SUPPLIED MATERIAL:
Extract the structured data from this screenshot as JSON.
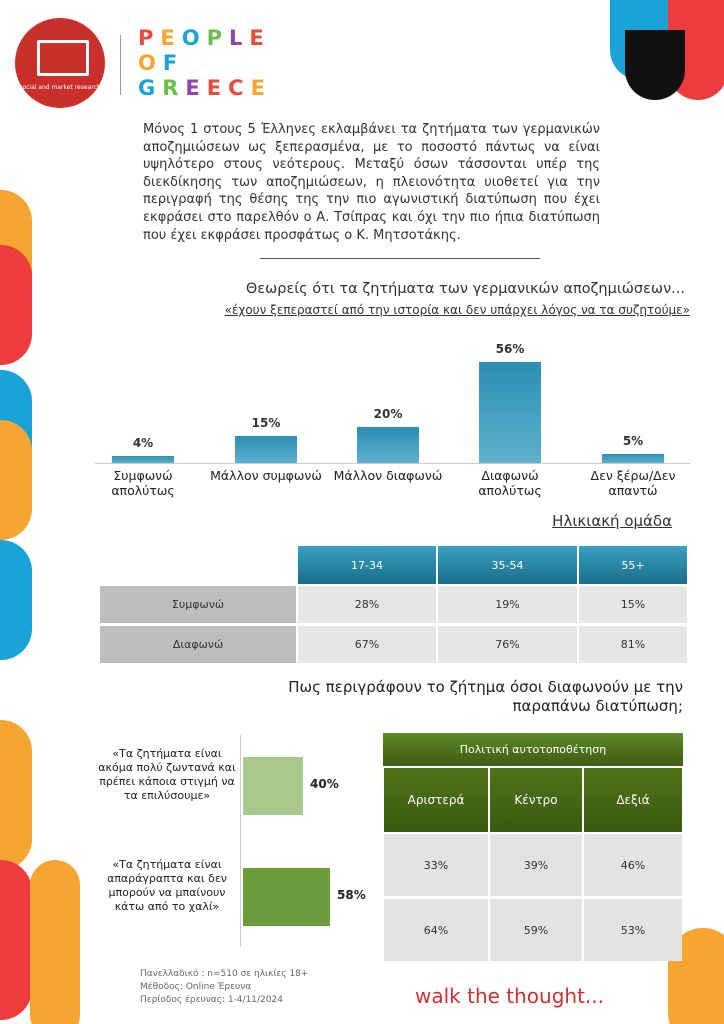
{
  "header": {
    "brand_lines": [
      "PEOPLE",
      "OF",
      "GREECE"
    ],
    "logo_caption": "social and market research"
  },
  "intro": "Μόνος 1 στους 5 Έλληνες εκλαμβάνει τα ζητήματα των γερμανικών αποζημιώσεων ως ξεπερασμένα, με το ποσοστό πάντως να είναι υψηλότερο στους νεότερους. Μεταξύ όσων τάσσονται υπέρ της διεκδίκησης των αποζημιώσεων, η πλειονότητα υιοθετεί για την περιγραφή της θέσης της την πιο αγωνιστική διατύπωση που έχει εκφράσει στο παρελθόν ο Α. Τσίπρας και όχι την πιο ήπια διατύπωση που έχει εκφράσει προσφάτως ο Κ. Μητσοτάκης.",
  "chart_data": [
    {
      "type": "bar",
      "title": "Θεωρείς ότι τα ζητήματα των γερμανικών αποζημιώσεων...",
      "subtitle": "«έχουν ξεπεραστεί από την ιστορία και δεν υπάρχει λόγος να τα συζητούμε»",
      "categories": [
        "Συμφωνώ απολύτως",
        "Μάλλον συμφωνώ",
        "Μάλλον διαφωνώ",
        "Διαφωνώ απολύτως",
        "Δεν ξέρω/Δεν απαντώ"
      ],
      "values": [
        4,
        15,
        20,
        56,
        5
      ],
      "value_labels": [
        "4%",
        "15%",
        "20%",
        "56%",
        "5%"
      ],
      "color": "#2b8fb3"
    },
    {
      "type": "hbar",
      "title": "Πως περιγράφουν το ζήτημα όσοι διαφωνούν με την παραπάνω διατύπωση;",
      "categories": [
        "«Τα ζητήματα είναι ακόμα πολύ ζωντανά και πρέπει κάποια στιγμή να τα επιλύσουμε»",
        "«Τα ζητήματα  είναι απαράγραπτα και δεν μπορούν να μπαίνουν κάτω από το χαλί»"
      ],
      "values": [
        40,
        58
      ],
      "value_labels": [
        "40%",
        "58%"
      ],
      "colors": [
        "#a9c98c",
        "#6d9c3c"
      ]
    }
  ],
  "tables": [
    {
      "group": "Ηλικιακή ομάδα",
      "columns": [
        "17-34",
        "35-54",
        "55+"
      ],
      "rows": [
        [
          "Συμφωνώ",
          "28%",
          "19%",
          "15%"
        ],
        [
          "Διαφωνώ",
          "67%",
          "76%",
          "81%"
        ]
      ]
    },
    {
      "group": "Πολιτική αυτοτοποθέτηση",
      "columns": [
        "Αριστερά",
        "Κέντρο",
        "Δεξιά"
      ],
      "rows": [
        [
          "33%",
          "39%",
          "46%"
        ],
        [
          "64%",
          "59%",
          "53%"
        ]
      ]
    }
  ],
  "footer": {
    "method": [
      "Πανελλαδικό : n=510 σε ηλικίες 18+",
      "Μέθοδος: Online Έρευνα",
      "Περίοδος έρευνας: 1-4/11/2024"
    ],
    "slogan": "walk the thought..."
  }
}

OBJECTIVE: Write out the entries above verbatim; the pictures do not belong in your copy.

REPLY:
Extract the structured data from this screenshot as JSON.
{
  "header": {
    "brand_lines": [
      "PEOPLE",
      "OF",
      "GREECE"
    ],
    "logo_caption": "social and market research"
  },
  "intro": "Μόνος 1 στους 5 Έλληνες εκλαμβάνει τα ζητήματα των γερμανικών αποζημιώσεων ως ξεπερασμένα, με το ποσοστό πάντως να είναι υψηλότερο στους νεότερους. Μεταξύ όσων τάσσονται υπέρ της διεκδίκησης των αποζημιώσεων, η πλειονότητα υιοθετεί για την περιγραφή της θέσης της την πιο αγωνιστική διατύπωση που έχει εκφράσει στο παρελθόν ο Α. Τσίπρας και όχι την πιο ήπια διατύπωση που έχει εκφράσει προσφάτως ο Κ. Μητσοτάκης.",
  "chart_data": [
    {
      "type": "bar",
      "title": "Θεωρείς ότι τα ζητήματα των γερμανικών αποζημιώσεων...",
      "subtitle": "«έχουν ξεπεραστεί από την ιστορία και δεν υπάρχει λόγος να τα συζητούμε»",
      "categories": [
        "Συμφωνώ απολύτως",
        "Μάλλον συμφωνώ",
        "Μάλλον διαφωνώ",
        "Διαφωνώ απολύτως",
        "Δεν ξέρω/Δεν απαντώ"
      ],
      "values": [
        4,
        15,
        20,
        56,
        5
      ],
      "value_labels": [
        "4%",
        "15%",
        "20%",
        "56%",
        "5%"
      ],
      "color": "#2b8fb3"
    },
    {
      "type": "hbar",
      "title": "Πως περιγράφουν το ζήτημα όσοι διαφωνούν με την παραπάνω διατύπωση;",
      "categories": [
        "«Τα ζητήματα είναι ακόμα πολύ ζωντανά και πρέπει κάποια στιγμή να τα επιλύσουμε»",
        "«Τα ζητήματα  είναι απαράγραπτα και δεν μπορούν να μπαίνουν κάτω από το χαλί»"
      ],
      "values": [
        40,
        58
      ],
      "value_labels": [
        "40%",
        "58%"
      ],
      "colors": [
        "#a9c98c",
        "#6d9c3c"
      ]
    }
  ],
  "tables": [
    {
      "group": "Ηλικιακή ομάδα",
      "columns": [
        "17-34",
        "35-54",
        "55+"
      ],
      "rows": [
        [
          "Συμφωνώ",
          "28%",
          "19%",
          "15%"
        ],
        [
          "Διαφωνώ",
          "67%",
          "76%",
          "81%"
        ]
      ]
    },
    {
      "group": "Πολιτική αυτοτοποθέτηση",
      "columns": [
        "Αριστερά",
        "Κέντρο",
        "Δεξιά"
      ],
      "rows": [
        [
          "33%",
          "39%",
          "46%"
        ],
        [
          "64%",
          "59%",
          "53%"
        ]
      ]
    }
  ],
  "footer": {
    "method": [
      "Πανελλαδικό : n=510 σε ηλικίες 18+",
      "Μέθοδος: Online Έρευνα",
      "Περίοδος έρευνας: 1-4/11/2024"
    ],
    "slogan": "walk the thought..."
  }
}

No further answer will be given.